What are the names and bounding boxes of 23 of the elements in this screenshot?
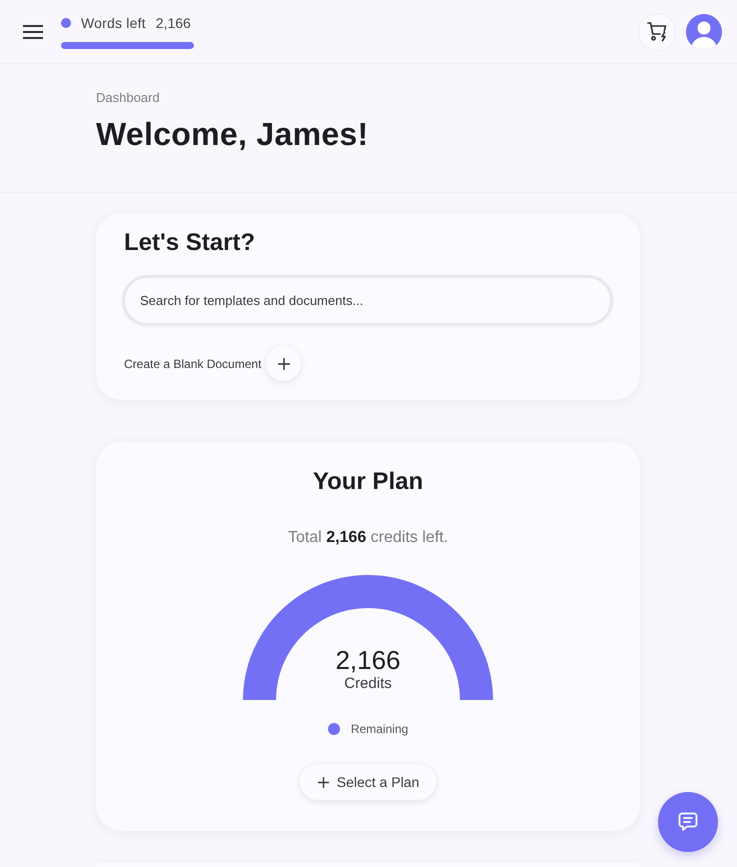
breadcrumb: Dashboard	[96, 90, 160, 106]
legend-label: Remaining	[350, 722, 408, 736]
chat-button[interactable]	[658, 792, 718, 852]
words-left-value: 2,166	[156, 14, 191, 30]
create-document-label: Create a Blank Document	[124, 356, 262, 370]
card-title: Let's Start?	[124, 228, 256, 258]
dot-icon	[61, 18, 71, 28]
cart-button[interactable]	[638, 12, 676, 50]
select-plan-button[interactable]: Select a Plan	[300, 764, 436, 800]
page-title: Welcome, James!	[96, 115, 368, 153]
plus-icon	[318, 776, 329, 788]
chat-icon	[678, 812, 698, 832]
gauge-value: 2,166	[335, 645, 401, 675]
words-left-label: Words left	[81, 14, 146, 30]
credits-summary: Total 2,166 credits left.	[288, 528, 448, 548]
gauge-unit: Credits	[344, 675, 392, 693]
avatar-icon[interactable]	[686, 14, 722, 50]
menu-icon[interactable]	[23, 24, 43, 38]
search-field[interactable]: Search for templates and documents...	[122, 275, 613, 326]
card-title: Your Plan	[312, 467, 424, 497]
plus-icon	[278, 358, 290, 370]
add-document-button[interactable]	[266, 346, 302, 381]
cart-icon	[646, 21, 668, 42]
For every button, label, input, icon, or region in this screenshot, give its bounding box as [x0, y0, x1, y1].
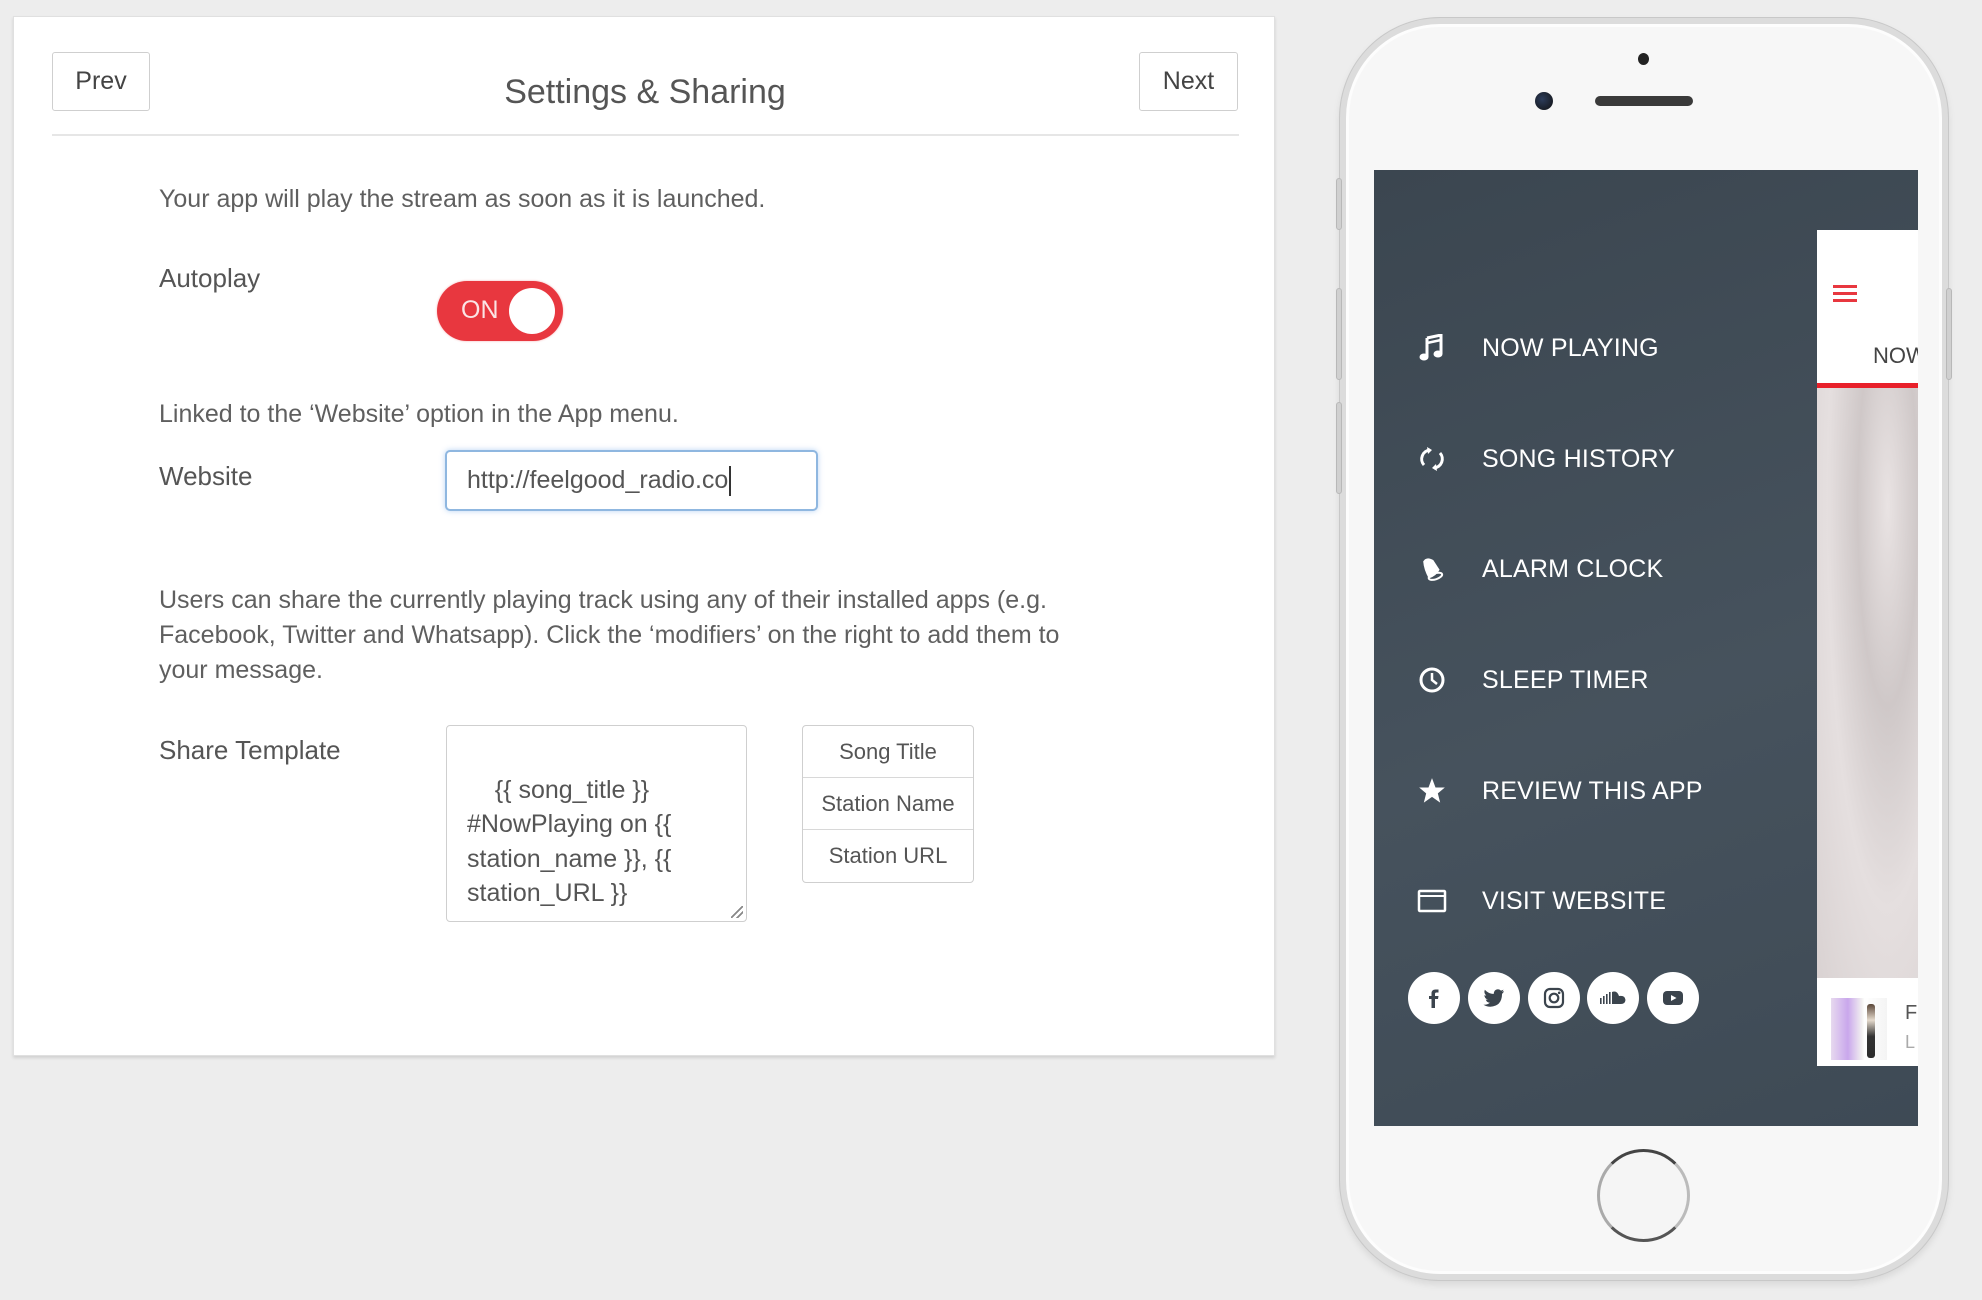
- phone-speaker: [1595, 96, 1693, 106]
- peek-card-title: F: [1905, 1002, 1918, 1024]
- menu-item-visit-website[interactable]: VISIT WEBSITE: [1374, 871, 1814, 931]
- menu-item-review-app[interactable]: REVIEW THIS APP: [1374, 761, 1814, 821]
- clock-icon: [1414, 662, 1450, 698]
- toggle-state-text: ON: [461, 296, 499, 324]
- website-input[interactable]: http://feelgood_radio.co: [445, 450, 818, 511]
- phone-screen: NOW PLAYING SONG HISTORY ALARM CLOCK SLE…: [1374, 170, 1918, 1126]
- modifier-station-name[interactable]: Station Name: [803, 778, 973, 830]
- star-icon: [1414, 773, 1450, 809]
- soundcloud-icon[interactable]: [1587, 972, 1639, 1024]
- menu-item-label: NOW PLAYING: [1482, 333, 1659, 362]
- header-divider: [52, 134, 1239, 136]
- modifier-station-url[interactable]: Station URL: [803, 830, 973, 882]
- modifier-list: Song Title Station Name Station URL: [802, 725, 974, 883]
- phone-volume-up: [1336, 288, 1342, 380]
- website-label: Website: [159, 461, 253, 491]
- text-caret: [729, 465, 732, 496]
- autoplay-label: Autoplay: [159, 263, 261, 293]
- share-template-label: Share Template: [159, 735, 341, 765]
- refresh-icon: [1414, 441, 1450, 477]
- menu-item-label: REVIEW THIS APP: [1482, 776, 1703, 805]
- modifier-song-title[interactable]: Song Title: [803, 726, 973, 778]
- peek-card-subtitle: L: [1905, 1032, 1916, 1052]
- peek-album-art: [1817, 388, 1918, 978]
- page-title: Settings & Sharing: [504, 73, 786, 111]
- resize-handle-icon[interactable]: [731, 906, 743, 918]
- phone-power-button: [1946, 288, 1952, 380]
- bell-icon: [1414, 551, 1450, 587]
- menu-item-label: VISIT WEBSITE: [1482, 886, 1667, 915]
- twitter-icon[interactable]: [1468, 972, 1520, 1024]
- app-preview-peek: NOW F L: [1817, 230, 1918, 1066]
- share-template-value: {{ song_title }} #NowPlaying on {{ stati…: [467, 775, 672, 908]
- autoplay-toggle[interactable]: ON: [437, 281, 563, 341]
- browser-window-icon: [1414, 883, 1450, 919]
- hamburger-menu-icon[interactable]: [1833, 285, 1857, 303]
- phone-home-button[interactable]: [1597, 1149, 1690, 1242]
- youtube-icon[interactable]: [1647, 972, 1699, 1024]
- music-note-icon: [1414, 330, 1450, 366]
- menu-item-label: ALARM CLOCK: [1482, 554, 1664, 583]
- phone-sensor: [1638, 53, 1649, 65]
- menu-item-label: SLEEP TIMER: [1482, 665, 1649, 694]
- autoplay-description: Your app will play the stream as soon as…: [159, 185, 766, 213]
- peek-thumbnail: [1831, 998, 1887, 1060]
- phone-mute-switch: [1336, 178, 1342, 230]
- phone-volume-down: [1336, 402, 1342, 494]
- phone-camera: [1535, 92, 1553, 110]
- settings-panel: Prev Settings & Sharing Next Your app wi…: [13, 16, 1275, 1056]
- facebook-icon[interactable]: [1408, 972, 1460, 1024]
- instagram-icon[interactable]: [1528, 972, 1580, 1024]
- website-description: Linked to the ‘Website’ option in the Ap…: [159, 400, 679, 428]
- toggle-knob: [509, 288, 555, 334]
- share-template-textarea[interactable]: {{ song_title }} #NowPlaying on {{ stati…: [446, 725, 747, 922]
- peek-title: NOW: [1873, 343, 1918, 368]
- menu-item-song-history[interactable]: SONG HISTORY: [1374, 429, 1814, 489]
- menu-item-now-playing[interactable]: NOW PLAYING: [1374, 318, 1814, 378]
- menu-item-sleep-timer[interactable]: SLEEP TIMER: [1374, 650, 1814, 710]
- menu-item-label: SONG HISTORY: [1482, 444, 1676, 473]
- next-button[interactable]: Next: [1139, 52, 1238, 111]
- menu-item-alarm-clock[interactable]: ALARM CLOCK: [1374, 539, 1814, 599]
- website-input-value: http://feelgood_radio.co: [467, 466, 729, 494]
- sharing-description: Users can share the currently playing tr…: [159, 586, 1060, 684]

________________________________________

■ INSTRUCTIONS FOR THE TASK
Copy out all of the material above line for line, and leave out the pictures.

■ FINISHED TASK
What are the names and bounding boxes of 23 of the elements in this screenshot?
breadcrumb: Dashboard	[96, 90, 160, 106]
legend-label: Remaining	[350, 722, 408, 736]
chat-button[interactable]	[658, 792, 718, 852]
words-left-value: 2,166	[156, 14, 191, 30]
create-document-label: Create a Blank Document	[124, 356, 262, 370]
card-title: Let's Start?	[124, 228, 256, 258]
dot-icon	[61, 18, 71, 28]
cart-button[interactable]	[638, 12, 676, 50]
select-plan-button[interactable]: Select a Plan	[300, 764, 436, 800]
page-title: Welcome, James!	[96, 115, 368, 153]
plus-icon	[318, 776, 329, 788]
chat-icon	[678, 812, 698, 832]
gauge-value: 2,166	[335, 645, 401, 675]
words-left-label: Words left	[81, 14, 146, 30]
credits-summary: Total 2,166 credits left.	[288, 528, 448, 548]
gauge-unit: Credits	[344, 675, 392, 693]
avatar-icon[interactable]	[686, 14, 722, 50]
menu-icon[interactable]	[23, 24, 43, 38]
search-field[interactable]: Search for templates and documents...	[122, 275, 613, 326]
card-title: Your Plan	[312, 467, 424, 497]
plus-icon	[278, 358, 290, 370]
add-document-button[interactable]	[266, 346, 302, 381]
cart-icon	[646, 21, 668, 42]
For every button, label, input, icon, or region in this screenshot, give its bounding box as [x0, y0, x1, y1].
- phone-speaker: [1595, 96, 1693, 106]
- peek-card-title: F: [1905, 1002, 1918, 1024]
- menu-item-visit-website[interactable]: VISIT WEBSITE: [1374, 871, 1814, 931]
- menu-item-review-app[interactable]: REVIEW THIS APP: [1374, 761, 1814, 821]
- clock-icon: [1414, 662, 1450, 698]
- toggle-state-text: ON: [461, 296, 499, 324]
- website-input[interactable]: http://feelgood_radio.co: [445, 450, 818, 511]
- phone-screen: NOW PLAYING SONG HISTORY ALARM CLOCK SLE…: [1374, 170, 1918, 1126]
- modifier-station-name[interactable]: Station Name: [803, 778, 973, 830]
- star-icon: [1414, 773, 1450, 809]
- soundcloud-icon[interactable]: [1587, 972, 1639, 1024]
- menu-item-label: NOW PLAYING: [1482, 333, 1659, 362]
- header-divider: [52, 134, 1239, 136]
- modifier-station-url[interactable]: Station URL: [803, 830, 973, 882]
- modifier-list: Song Title Station Name Station URL: [802, 725, 974, 883]
- phone-volume-up: [1336, 288, 1342, 380]
- website-label: Website: [159, 461, 253, 491]
- text-caret: [729, 465, 732, 496]
- autoplay-label: Autoplay: [159, 263, 261, 293]
- share-template-label: Share Template: [159, 735, 341, 765]
- refresh-icon: [1414, 441, 1450, 477]
- menu-item-label: REVIEW THIS APP: [1482, 776, 1703, 805]
- modifier-song-title[interactable]: Song Title: [803, 726, 973, 778]
- peek-card-subtitle: L: [1905, 1032, 1916, 1052]
- peek-album-art: [1817, 388, 1918, 978]
- page-title: Settings & Sharing: [504, 73, 786, 111]
- resize-handle-icon[interactable]: [731, 906, 743, 918]
- phone-power-button: [1946, 288, 1952, 380]
- bell-icon: [1414, 551, 1450, 587]
- menu-item-label: VISIT WEBSITE: [1482, 886, 1667, 915]
- twitter-icon[interactable]: [1468, 972, 1520, 1024]
- app-preview-peek: NOW F L: [1817, 230, 1918, 1066]
- share-template-value: {{ song_title }} #NowPlaying on {{ stati…: [467, 775, 672, 908]
- autoplay-toggle[interactable]: ON: [437, 281, 563, 341]
- browser-window-icon: [1414, 883, 1450, 919]
- hamburger-menu-icon[interactable]: [1833, 285, 1857, 303]
- phone-home-button[interactable]: [1597, 1149, 1690, 1242]
- youtube-icon[interactable]: [1647, 972, 1699, 1024]
- music-note-icon: [1414, 330, 1450, 366]
- menu-item-label: ALARM CLOCK: [1482, 554, 1664, 583]
- phone-sensor: [1638, 53, 1649, 65]
- menu-item-label: SLEEP TIMER: [1482, 665, 1649, 694]
- autoplay-description: Your app will play the stream as soon as…: [159, 185, 766, 213]
- peek-thumbnail: [1831, 998, 1887, 1060]
- phone-mute-switch: [1336, 178, 1342, 230]
- phone-volume-down: [1336, 402, 1342, 494]
- phone-camera: [1535, 92, 1553, 110]
- settings-panel: Prev Settings & Sharing Next Your app wi…: [13, 16, 1275, 1056]
- facebook-icon[interactable]: [1408, 972, 1460, 1024]
- instagram-icon[interactable]: [1528, 972, 1580, 1024]
- website-description: Linked to the ‘Website’ option in the Ap…: [159, 400, 679, 428]
- toggle-knob: [509, 288, 555, 334]
- share-template-textarea[interactable]: {{ song_title }} #NowPlaying on {{ stati…: [446, 725, 747, 922]
- peek-title: NOW: [1873, 343, 1918, 368]
- menu-item-song-history[interactable]: SONG HISTORY: [1374, 429, 1814, 489]
- menu-item-now-playing[interactable]: NOW PLAYING: [1374, 318, 1814, 378]
- menu-item-sleep-timer[interactable]: SLEEP TIMER: [1374, 650, 1814, 710]
- menu-item-label: SONG HISTORY: [1482, 444, 1676, 473]
- next-button[interactable]: Next: [1139, 52, 1238, 111]
- menu-item-alarm-clock[interactable]: ALARM CLOCK: [1374, 539, 1814, 599]
- website-input-value: http://feelgood_radio.co: [467, 466, 729, 494]
- sharing-description: Users can share the currently playing tr…: [159, 586, 1060, 684]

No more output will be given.